[BEGIN PROVIDED MATERIAL]
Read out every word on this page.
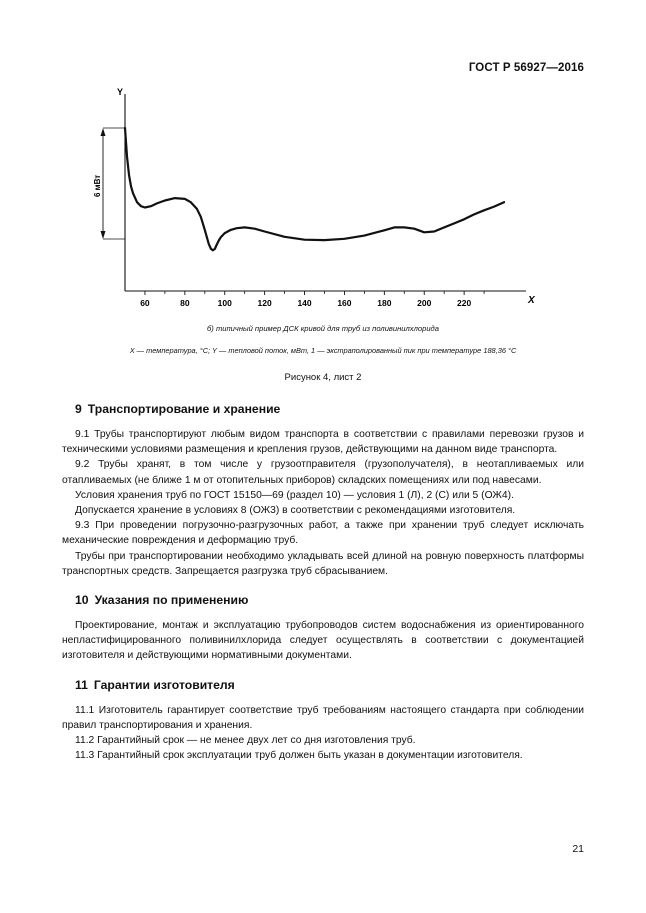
ГОСТ Р 56927—2016
Y
X
6 мВт
60	80	100	120	140	160	180	200	220
б) типичный пример ДСК кривой для труб из поливинилхлорида
X — температура, °C; Y — тепловой поток, мВт, 1 — экстраполированный пик при температуре 188,36 °C
Рисунок 4, лист 2
9 Транспортирование и хранение

9.1 Трубы транспортируют любым видом транспорта в соответствии с правилами перевозки грузов и техническими условиями размещения и крепления грузов, действующими на данном виде транспорта.

9.2 Трубы хранят, в том числе у грузоотправителя (грузополучателя), в неотапливаемых или отапливаемых (не ближе 1 м от отопительных приборов) складских помещениях или под навесами.

Условия хранения труб по ГОСТ 15150—69 (раздел 10) — условия 1 (Л), 2 (С) или 5 (ОЖ4).

Допускается хранение в условиях 8 (ОЖ3) в соответствии с рекомендациями изготовителя.

9.3 При проведении погрузочно-разгрузочных работ, а также при хранении труб следует исключать механические повреждения и деформацию труб.

Трубы при транспортировании необходимо укладывать всей длиной на ровную поверхность платформы транспортных средств. Запрещается разгрузка труб сбрасыванием.

10 Указания по применению

Проектирование, монтаж и эксплуатацию трубопроводов систем водоснабжения из ориентированного непластифицированного поливинилхлорида следует осуществлять в соответствии с документацией изготовителя и действующими нормативными документами.

11 Гарантии изготовителя

11.1 Изготовитель гарантирует соответствие труб требованиям настоящего стандарта при соблюдении правил транспортирования и хранения.

11.2 Гарантийный срок — не менее двух лет со дня изготовления труб.

11.3 Гарантийный срок эксплуатации труб должен быть указан в документации изготовителя.

21
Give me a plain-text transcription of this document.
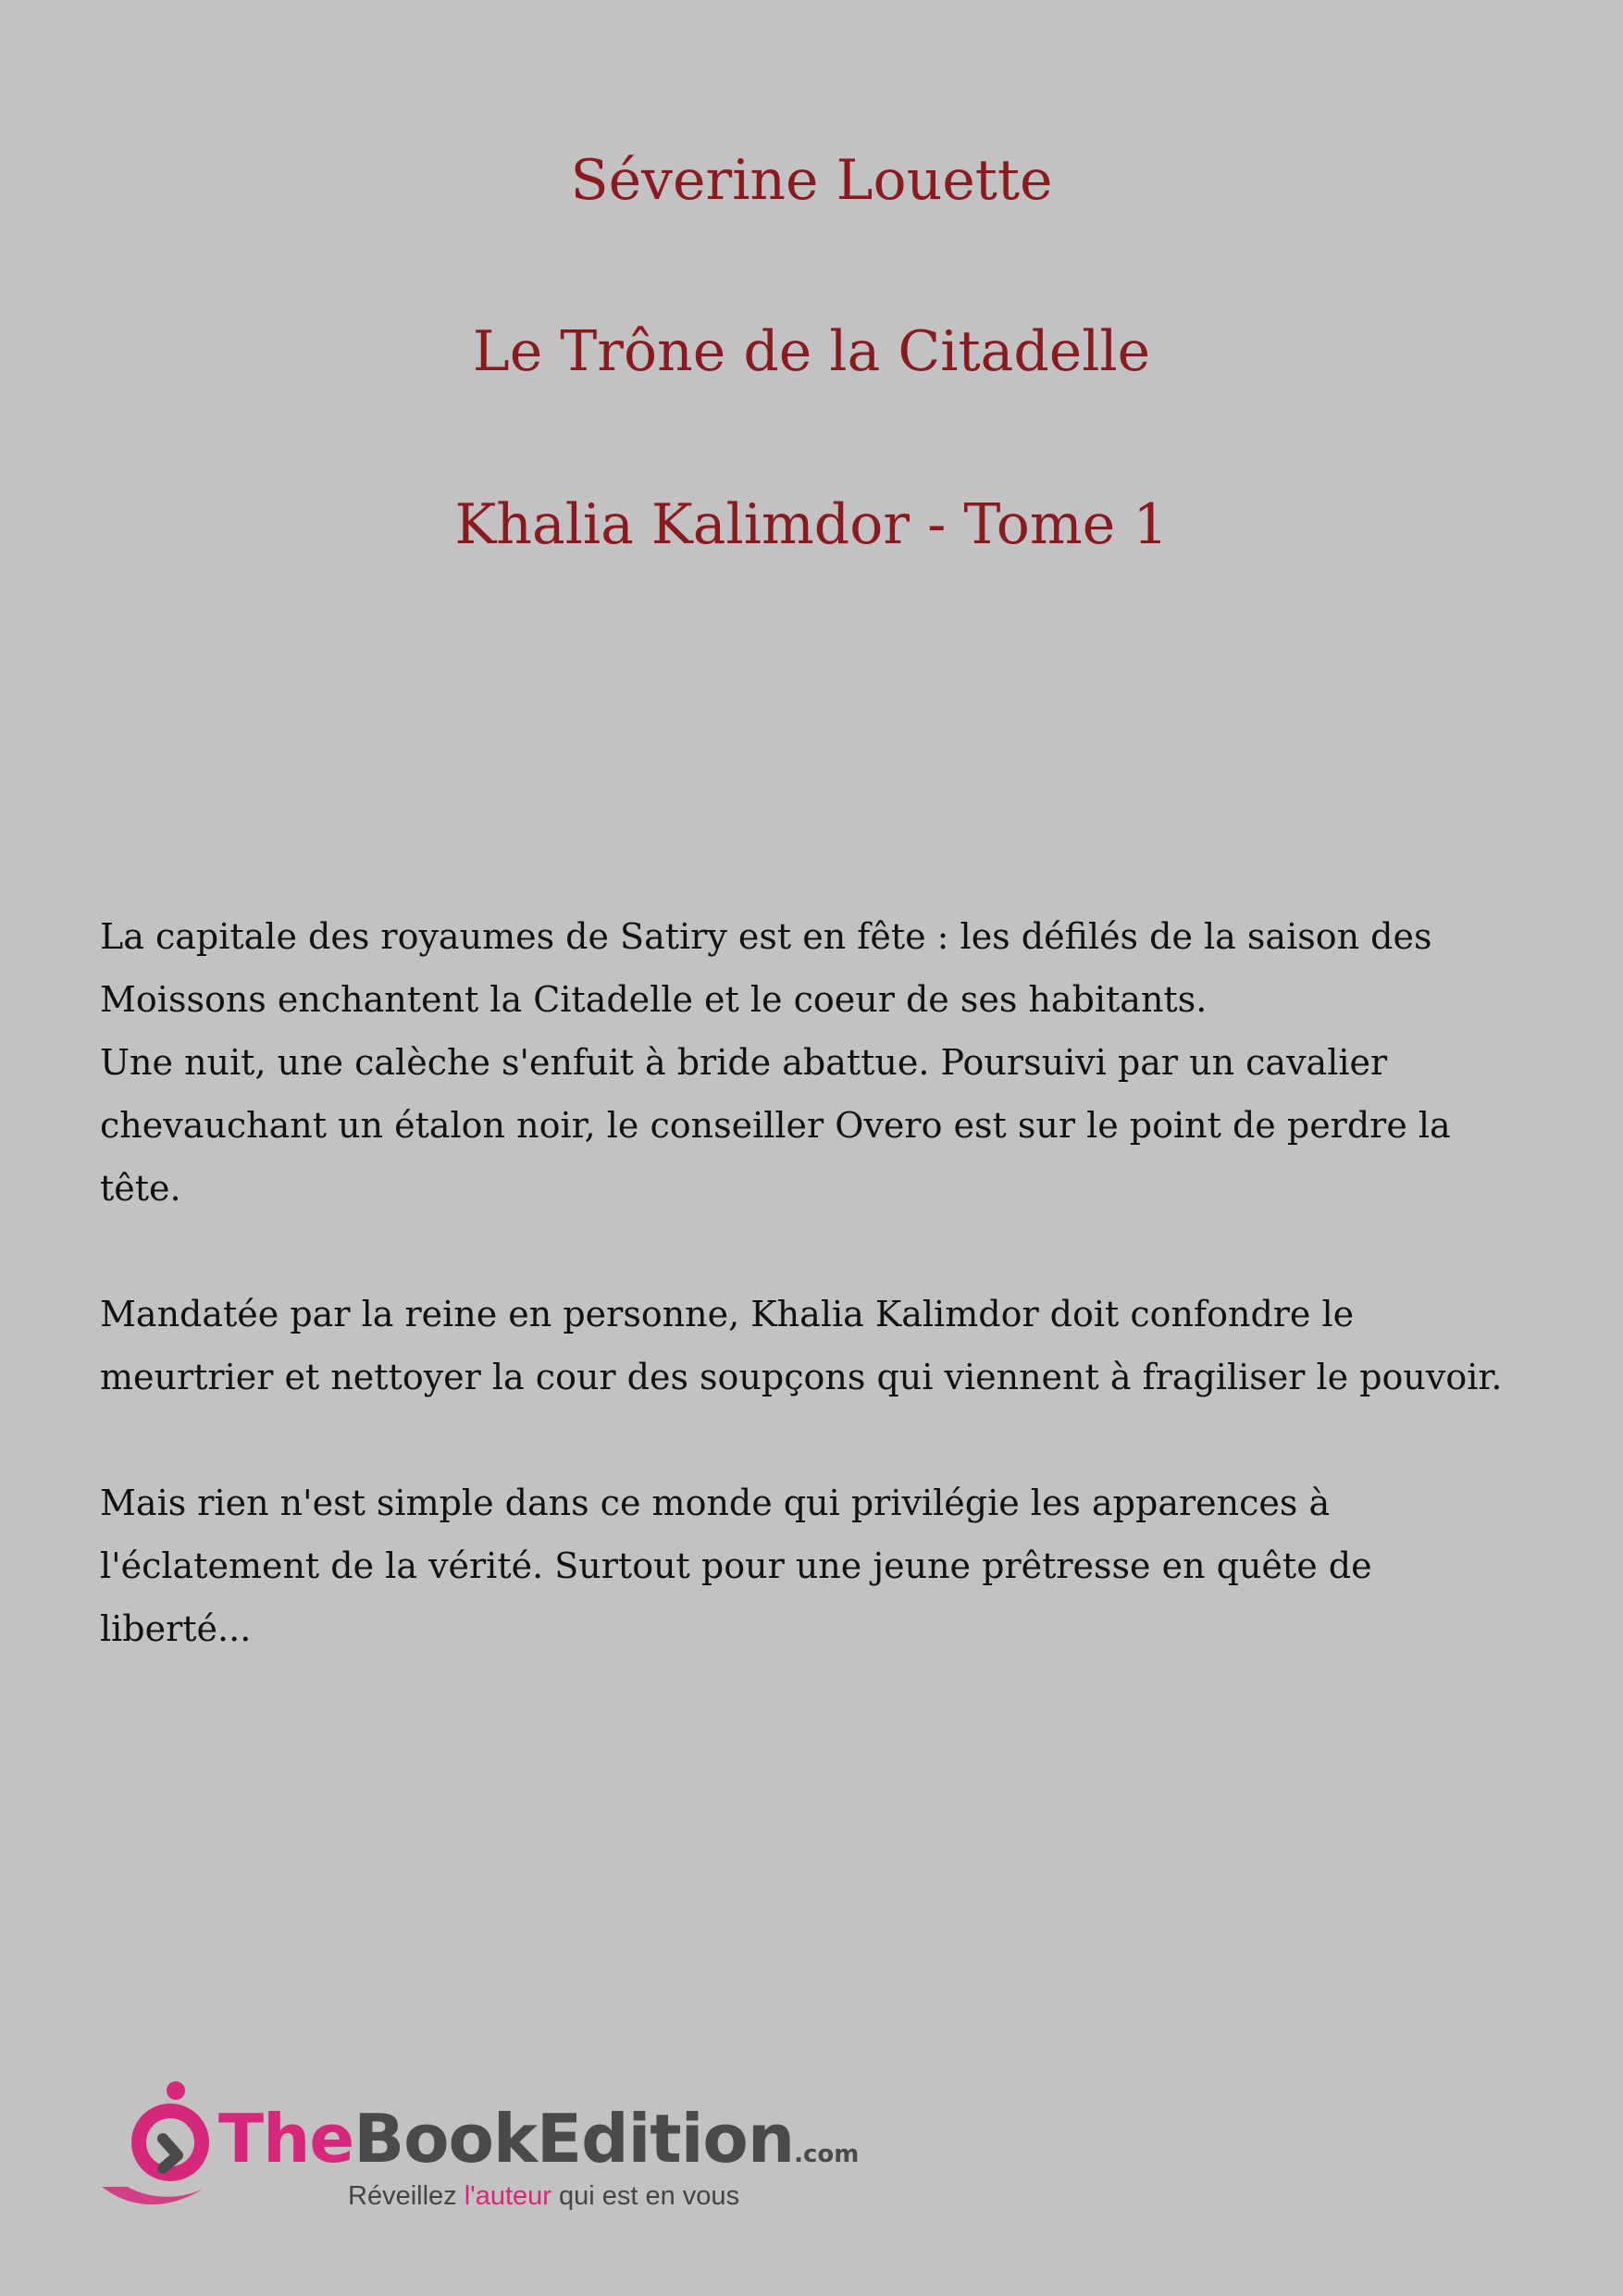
Séverine Louette
Le Trône de la Citadelle
Khalia Kalimdor - Tome 1

La capitale des royaumes de Satiry est en fête : les défilés de la saison des
Moissons enchantent la Citadelle et le coeur de ses habitants.
Une nuit, une calèche s'enfuit à bride abattue. Poursuivi par un cavalier
chevauchant un étalon noir, le conseiller Overo est sur le point de perdre la
tête.

Mandatée par la reine en personne, Khalia Kalimdor doit confondre le
meurtrier et nettoyer la cour des soupçons qui viennent à fragiliser le pouvoir.

Mais rien n'est simple dans ce monde qui privilégie les apparences à
l'éclatement de la vérité. Surtout pour une jeune prêtresse en quête de
liberté...

TheBookEdition.com
Réveillez l'auteur qui est en vous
[END PROVIDED MATERIAL]
*WRITTEN INSTRUCTION:* Say how many lines in the entries contain the string "следует", and say nothing else.

*EXPECTED ANSWER:* 2